I grew up in the kind of household where my parents would cover my eyes during any and all sex scenes. A vanilla morning romp in Mission: Impossible II or a nearly nude Catherine Zeta-Jones in The Mask of Zorro -- my parents would (and still do) put their hands over my face to shield me from reality. But censoring these moments manually made me even more aware of sex itself -- my other senses seemed to heighten. I'd wait behind my mom's palm, listening to disembodied moans and wonder what Tom Cruise's penis looked like, all the while hating her for infantilizing me.

It's because of this, I didn't see Bohemian Rhapsody. I'd spent enough of my life censored by prudish, moralistic hands and decided I had better ways to spend 2 hours and 13 minutes.

**Collected data:**
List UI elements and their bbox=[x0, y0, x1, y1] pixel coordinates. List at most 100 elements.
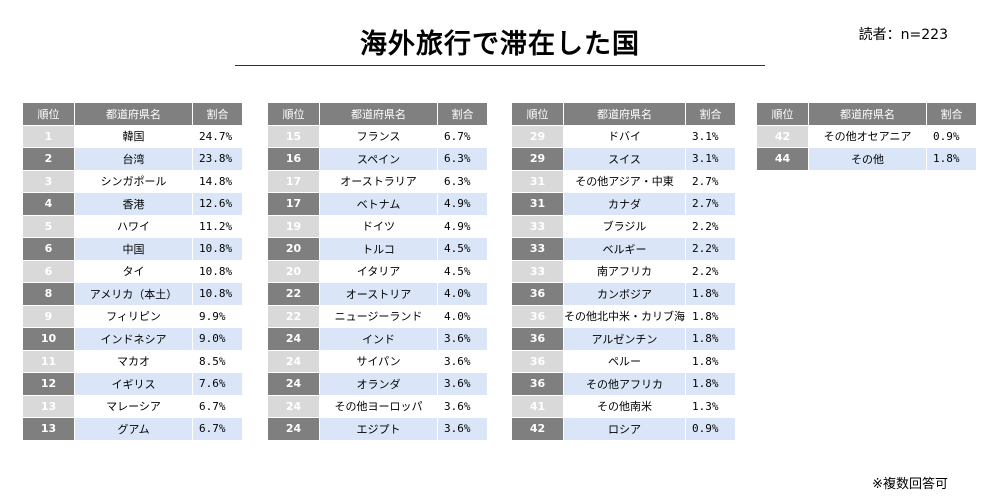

**Goals:**
1. From the excerpt about censored movie scenes above, set down the part that opens with the words containing "I grew up in" and closes with "and 13 minutes.".
2. According to the excerpt about censored movie scenes, which film did the writer decide not to see?

**Problem solutions:**
1.
I grew up in the kind of household where my parents would cover my eyes during any and all sex scenes. A vanilla morning romp in Mission: Impossible II or a nearly nude Catherine Zeta-Jones in The Mask of Zorro -- my parents would (and still do) put their hands over my face to shield me from reality. But censoring these moments manually made me even more aware of sex itself -- my other senses seemed to heighten. I'd wait behind my mom's palm, listening to disembodied moans and wonder what Tom Cruise's penis looked like, all the while hating her for infantilizing me.

It's because of this, I didn't see Bohemian Rhapsody. I'd spent enough of my life censored by prudish, moralistic hands and decided I had better ways to spend 2 hours and 13 minutes.

2. Bohemian Rhapsody